--- Start of EXERCISE DATA ---

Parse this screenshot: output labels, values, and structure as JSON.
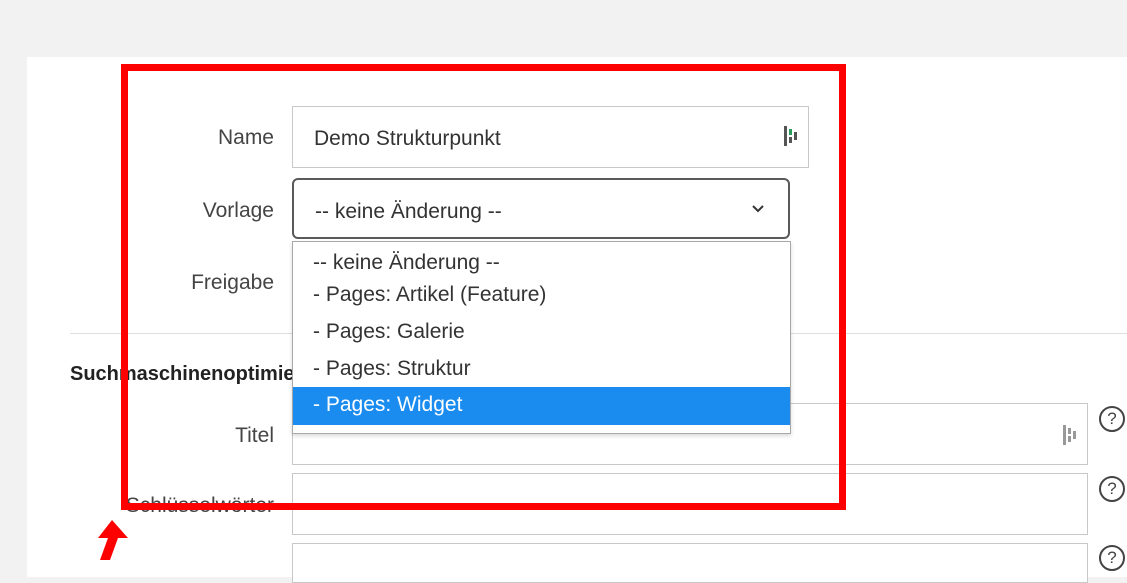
{
  "form": {
    "name_label": "Name",
    "name_value": "Demo Strukturpunkt",
    "template_label": "Vorlage",
    "template_selected": "-- keine Änderung --",
    "release_label": "Freigabe"
  },
  "dropdown": {
    "options": [
      "-- keine Änderung --",
      "- Pages: Artikel (Feature)",
      "- Pages: Galerie",
      "- Pages: Struktur",
      "- Pages: Widget"
    ],
    "highlighted_index": 4,
    "highlight_color": "#1a8cf0"
  },
  "seo": {
    "section_title": "Suchmaschinenoptimierung",
    "title_label": "Titel",
    "keywords_label": "Schlüsselwörter"
  },
  "annotation": {
    "box_color": "#ff0000"
  },
  "icons": {
    "pages_icon": "pages-logo-icon",
    "help_icon": "help-circle-icon",
    "help_glyph": "?",
    "chevron": "chevron-down-icon"
  }
}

--- End of EXERCISE DATA ---

WHAT THE EXERCISE ASKS: Every record must be copied exactly, with images dropped from the result.

COMPLETED TASK:
Parse this screenshot: output labels, values, and structure as JSON.
{
  "form": {
    "name_label": "Name",
    "name_value": "Demo Strukturpunkt",
    "template_label": "Vorlage",
    "template_selected": "-- keine Änderung --",
    "release_label": "Freigabe"
  },
  "dropdown": {
    "options": [
      "-- keine Änderung --",
      "- Pages: Artikel (Feature)",
      "- Pages: Galerie",
      "- Pages: Struktur",
      "- Pages: Widget"
    ],
    "highlighted_index": 4,
    "highlight_color": "#1a8cf0"
  },
  "seo": {
    "section_title": "Suchmaschinenoptimierung",
    "title_label": "Titel",
    "keywords_label": "Schlüsselwörter"
  },
  "annotation": {
    "box_color": "#ff0000"
  },
  "icons": {
    "pages_icon": "pages-logo-icon",
    "help_icon": "help-circle-icon",
    "help_glyph": "?",
    "chevron": "chevron-down-icon"
  }
}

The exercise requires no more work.